Requirements: Your task is to transcribe the records exactly, skipping every image.

Items:
◆ ◆ ◆ ◆ ◆

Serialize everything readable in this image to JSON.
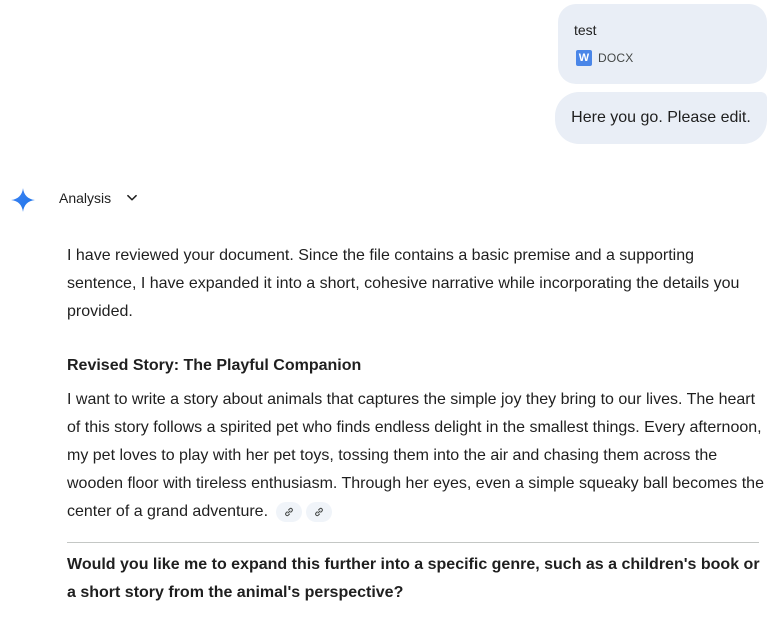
{
  "attachment": {
    "file_name": "test",
    "file_type": "DOCX",
    "icon_letter": "W",
    "icon_color": "#4a86e8"
  },
  "user_message": "Here you go. Please edit.",
  "response": {
    "toggle_label": "Analysis",
    "intro": "I have reviewed your document. Since the file contains a basic premise and a supporting sentence, I have expanded it into a short, cohesive narrative while incorporating the details you provided.",
    "story_title": "Revised Story: The Playful Companion",
    "story_body": "I want to write a story about animals that captures the simple joy they bring to our lives. The heart of this story follows a spirited pet who finds endless delight in the smallest things. Every afternoon, my pet loves to play with her pet toys, tossing them into the air and chasing them across the wooden floor with tireless enthusiasm. Through her eyes, even a simple squeaky ball becomes the center of a grand adventure.",
    "source_chips": [
      "link-icon",
      "link-icon"
    ],
    "follow_up": "Would you like me to expand this further into a specific genre, such as a children's book or a short story from the animal's perspective?"
  },
  "colors": {
    "bubble_bg": "#e9eef6",
    "gemini_blue": "#1a73e8",
    "chip_bg": "#f0f4f9"
  }
}
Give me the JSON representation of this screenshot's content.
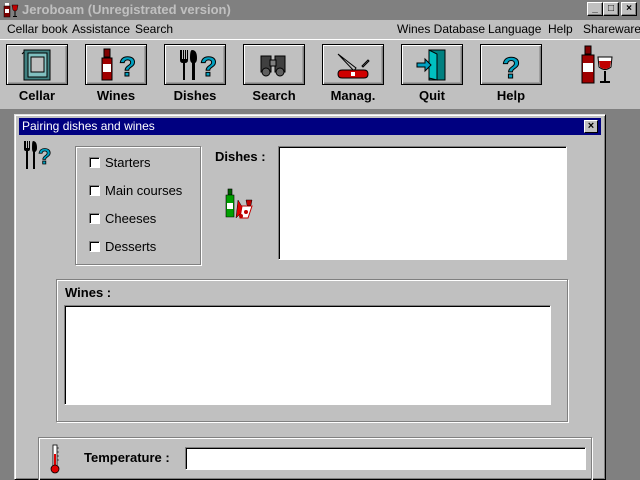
{
  "window": {
    "title": "Jeroboam (Unregistrated version)",
    "minimize": "_",
    "maximize": "□",
    "close": "×"
  },
  "menu": {
    "left": [
      "Cellar book",
      "Assistance",
      "Search"
    ],
    "right": [
      "Wines Database",
      "Language",
      "Help",
      "Shareware"
    ]
  },
  "toolbar": {
    "cellar": "Cellar",
    "wines": "Wines",
    "dishes": "Dishes",
    "search": "Search",
    "manag": "Manag.",
    "quit": "Quit",
    "help": "Help"
  },
  "dialog": {
    "title": "Pairing dishes and wines",
    "close": "×",
    "categories": [
      {
        "label": "Starters",
        "checked": false
      },
      {
        "label": "Main courses",
        "checked": false
      },
      {
        "label": "Cheeses",
        "checked": false
      },
      {
        "label": "Desserts",
        "checked": false
      }
    ],
    "dishes_label": "Dishes :",
    "dishes_value": "",
    "wines_label": "Wines :",
    "wines_value": "",
    "temperature_label": "Temperature :",
    "temperature_value": ""
  }
}
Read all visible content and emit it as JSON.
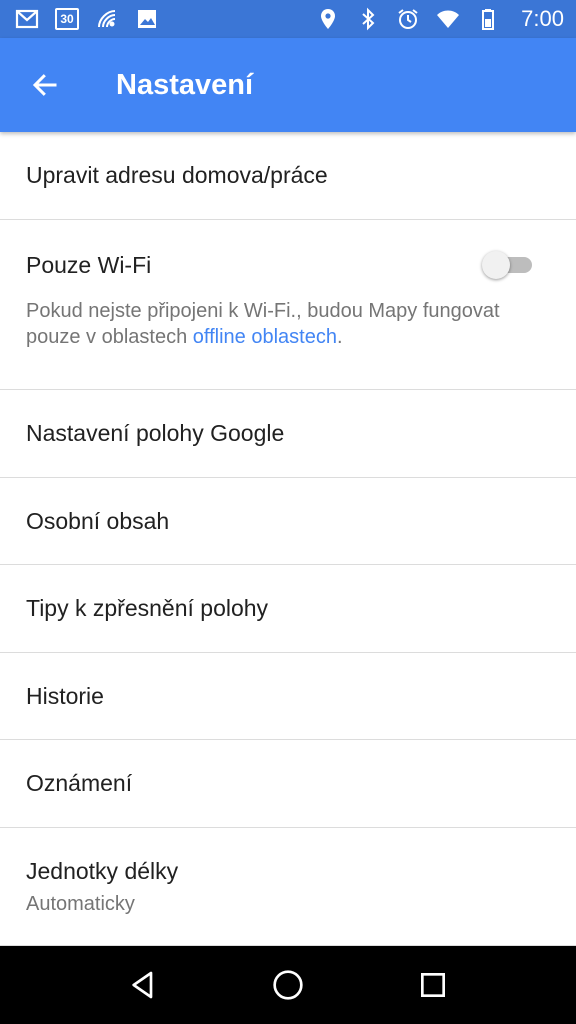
{
  "status_bar": {
    "time": "7:00",
    "calendar_day": "30",
    "icons_left": [
      "gmail-icon",
      "calendar-icon",
      "wifi-call-icon",
      "image-icon"
    ],
    "icons_right": [
      "location-icon",
      "bluetooth-icon",
      "alarm-icon",
      "wifi-icon",
      "battery-icon"
    ]
  },
  "app_bar": {
    "title": "Nastavení",
    "color": "#4285f4"
  },
  "settings": {
    "edit_address": "Upravit adresu domova/práce",
    "wifi_only": {
      "label": "Pouze Wi-Fi",
      "enabled": false,
      "description_prefix": "Pokud nejste připojeni k Wi-Fi., budou Mapy fungovat pouze v oblastech ",
      "description_link": "offline oblastech",
      "description_suffix": "."
    },
    "google_location": "Nastavení polohy Google",
    "personal_content": "Osobní obsah",
    "location_tips": "Tipy k zpřesnění polohy",
    "history": "Historie",
    "notifications": "Oznámení",
    "units": {
      "label": "Jednotky délky",
      "value": "Automaticky"
    }
  },
  "nav_bar": {
    "buttons": [
      "back-triangle-icon",
      "home-circle-icon",
      "recents-square-icon"
    ]
  }
}
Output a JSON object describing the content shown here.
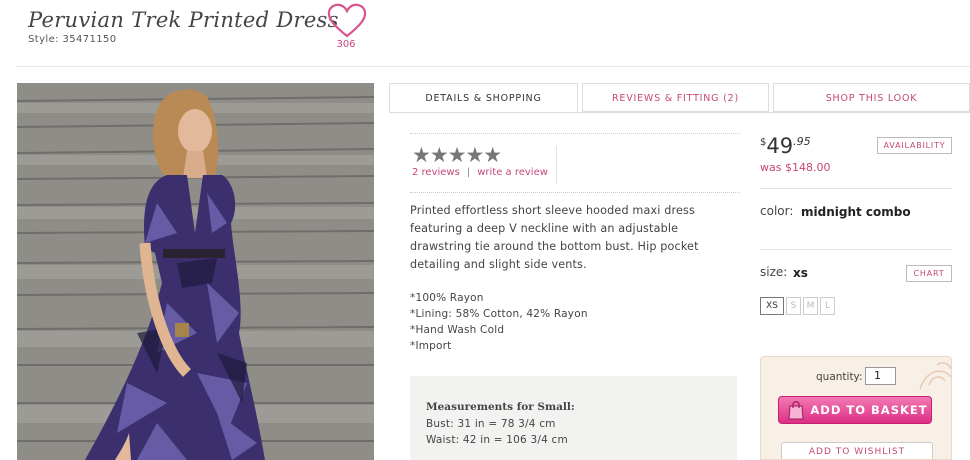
{
  "product": {
    "title": "Peruvian Trek Printed Dress",
    "style": "Style: 35471150",
    "favorites_count": "306",
    "image_alt": "Model on stone steps wearing a purple printed maxi dress"
  },
  "tabs": [
    {
      "label": "DETAILS & SHOPPING",
      "active": true
    },
    {
      "label": "REVIEWS & FITTING (2)",
      "active": false
    },
    {
      "label": "SHOP THIS LOOK",
      "active": false
    }
  ],
  "reviews": {
    "stars": "★★★★★",
    "rating": 5,
    "count_link": "2 reviews",
    "separator": "|",
    "write_link": "write a review"
  },
  "description": "Printed effortless short sleeve hooded maxi dress featuring a deep V neckline with an adjustable drawstring tie around the bottom bust. Hip pocket detailing and slight side vents.",
  "details": [
    "*100% Rayon",
    "*Lining: 58% Cotton, 42% Rayon",
    "*Hand Wash Cold",
    "*Import"
  ],
  "measurements": {
    "title": "Measurements for Small:",
    "bust": "Bust: 31 in = 78 3/4 cm",
    "waist": "Waist: 42 in = 106 3/4 cm"
  },
  "pricing": {
    "currency": "$",
    "dollars": "49",
    "cents": ".95",
    "was": "was $148.00",
    "availability": "AVAILABILITY"
  },
  "color": {
    "label": "color:",
    "value": "midnight combo"
  },
  "size": {
    "label": "size:",
    "value": "xs",
    "chart": "CHART",
    "options": [
      "XS",
      "S",
      "M",
      "L"
    ],
    "selected": "XS"
  },
  "cart": {
    "quantity_label": "quantity:",
    "quantity": "1",
    "add_to_basket": "ADD TO BASKET",
    "add_to_wishlist": "ADD TO WISHLIST"
  },
  "colors": {
    "accent": "#c4487a",
    "button": "#e0398c"
  }
}
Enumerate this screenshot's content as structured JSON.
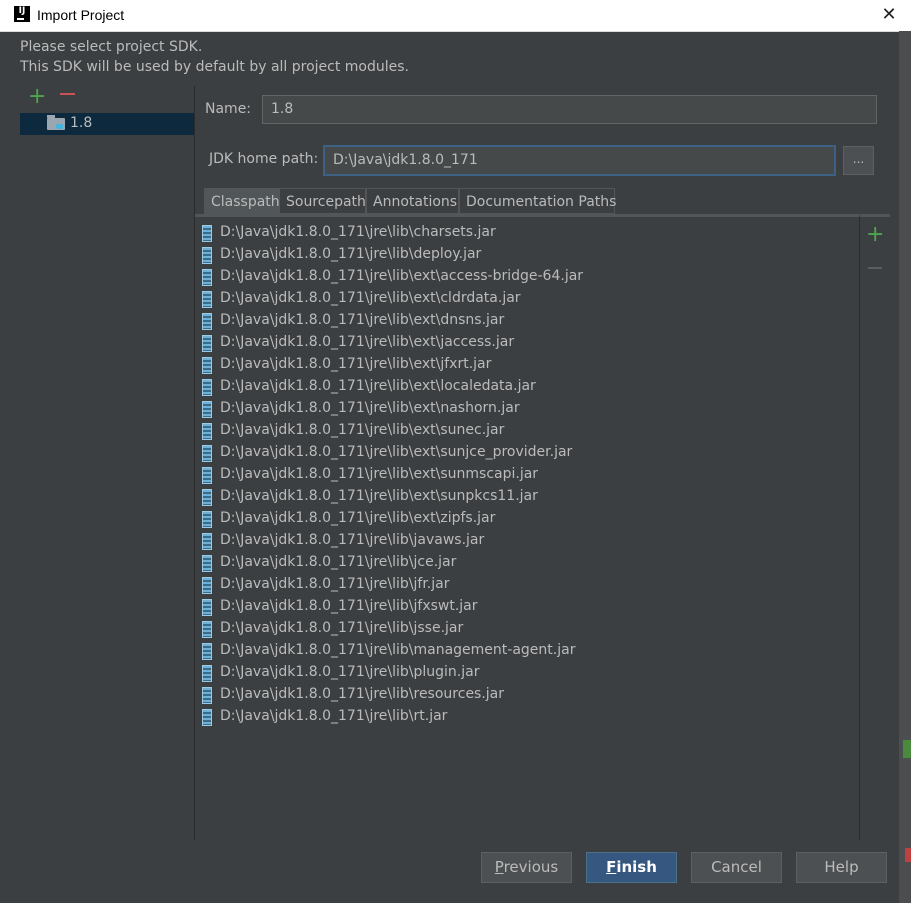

◆ ◆ ◆ ◆ ◆

Answer to this exercise:
Serialize everything readable in this image to JSON.
{
  "attachment": {
    "file_name": "test",
    "file_type": "DOCX",
    "icon_letter": "W",
    "icon_color": "#4a86e8"
  },
  "user_message": "Here you go. Please edit.",
  "response": {
    "toggle_label": "Analysis",
    "intro": "I have reviewed your document. Since the file contains a basic premise and a supporting sentence, I have expanded it into a short, cohesive narrative while incorporating the details you provided.",
    "story_title": "Revised Story: The Playful Companion",
    "story_body": "I want to write a story about animals that captures the simple joy they bring to our lives. The heart of this story follows a spirited pet who finds endless delight in the smallest things. Every afternoon, my pet loves to play with her pet toys, tossing them into the air and chasing them across the wooden floor with tireless enthusiasm. Through her eyes, even a simple squeaky ball becomes the center of a grand adventure.",
    "source_chips": [
      "link-icon",
      "link-icon"
    ],
    "follow_up": "Would you like me to expand this further into a specific genre, such as a children's book or a short story from the animal's perspective?"
  },
  "colors": {
    "bubble_bg": "#e9eef6",
    "gemini_blue": "#1a73e8",
    "chip_bg": "#f0f4f9"
  }
}
Give me the JSON representation of this screenshot's content.
{
  "window": {
    "title": "Jeroboam (Unregistrated version)",
    "minimize": "_",
    "maximize": "□",
    "close": "×"
  },
  "menu": {
    "left": [
      "Cellar book",
      "Assistance",
      "Search"
    ],
    "right": [
      "Wines Database",
      "Language",
      "Help",
      "Shareware"
    ]
  },
  "toolbar": {
    "cellar": "Cellar",
    "wines": "Wines",
    "dishes": "Dishes",
    "search": "Search",
    "manag": "Manag.",
    "quit": "Quit",
    "help": "Help"
  },
  "dialog": {
    "title": "Pairing dishes and wines",
    "close": "×",
    "categories": [
      {
        "label": "Starters",
        "checked": false
      },
      {
        "label": "Main courses",
        "checked": false
      },
      {
        "label": "Cheeses",
        "checked": false
      },
      {
        "label": "Desserts",
        "checked": false
      }
    ],
    "dishes_label": "Dishes :",
    "dishes_value": "",
    "wines_label": "Wines :",
    "wines_value": "",
    "temperature_label": "Temperature :",
    "temperature_value": ""
  }
}
Read all visible content and emit it as JSON.
{
  "status_bar": {
    "time": "7:00",
    "calendar_day": "30",
    "icons_left": [
      "gmail-icon",
      "calendar-icon",
      "wifi-call-icon",
      "image-icon"
    ],
    "icons_right": [
      "location-icon",
      "bluetooth-icon",
      "alarm-icon",
      "wifi-icon",
      "battery-icon"
    ]
  },
  "app_bar": {
    "title": "Nastavení",
    "color": "#4285f4"
  },
  "settings": {
    "edit_address": "Upravit adresu domova/práce",
    "wifi_only": {
      "label": "Pouze Wi-Fi",
      "enabled": false,
      "description_prefix": "Pokud nejste připojeni k Wi-Fi., budou Mapy fungovat pouze v oblastech ",
      "description_link": "offline oblastech",
      "description_suffix": "."
    },
    "google_location": "Nastavení polohy Google",
    "personal_content": "Osobní obsah",
    "location_tips": "Tipy k zpřesnění polohy",
    "history": "Historie",
    "notifications": "Oznámení",
    "units": {
      "label": "Jednotky délky",
      "value": "Automaticky"
    }
  },
  "nav_bar": {
    "buttons": [
      "back-triangle-icon",
      "home-circle-icon",
      "recents-square-icon"
    ]
  }
}
Output a JSON object describing the content shown here.
{
  "product": {
    "title": "Peruvian Trek Printed Dress",
    "style": "Style: 35471150",
    "favorites_count": "306",
    "image_alt": "Model on stone steps wearing a purple printed maxi dress"
  },
  "tabs": [
    {
      "label": "DETAILS & SHOPPING",
      "active": true
    },
    {
      "label": "REVIEWS & FITTING (2)",
      "active": false
    },
    {
      "label": "SHOP THIS LOOK",
      "active": false
    }
  ],
  "reviews": {
    "stars": "★★★★★",
    "rating": 5,
    "count_link": "2 reviews",
    "separator": "|",
    "write_link": "write a review"
  },
  "description": "Printed effortless short sleeve hooded maxi dress featuring a deep V neckline with an adjustable drawstring tie around the bottom bust. Hip pocket detailing and slight side vents.",
  "details": [
    "*100% Rayon",
    "*Lining: 58% Cotton, 42% Rayon",
    "*Hand Wash Cold",
    "*Import"
  ],
  "measurements": {
    "title": "Measurements for Small:",
    "bust": "Bust: 31 in = 78 3/4 cm",
    "waist": "Waist: 42 in = 106 3/4 cm"
  },
  "pricing": {
    "currency": "$",
    "dollars": "49",
    "cents": ".95",
    "was": "was $148.00",
    "availability": "AVAILABILITY"
  },
  "color": {
    "label": "color:",
    "value": "midnight combo"
  },
  "size": {
    "label": "size:",
    "value": "xs",
    "chart": "CHART",
    "options": [
      "XS",
      "S",
      "M",
      "L"
    ],
    "selected": "XS"
  },
  "cart": {
    "quantity_label": "quantity:",
    "quantity": "1",
    "add_to_basket": "ADD TO BASKET",
    "add_to_wishlist": "ADD TO WISHLIST"
  },
  "colors": {
    "accent": "#c4487a",
    "button": "#e0398c"
  }
}
Enumerate this screenshot's content as structured JSON.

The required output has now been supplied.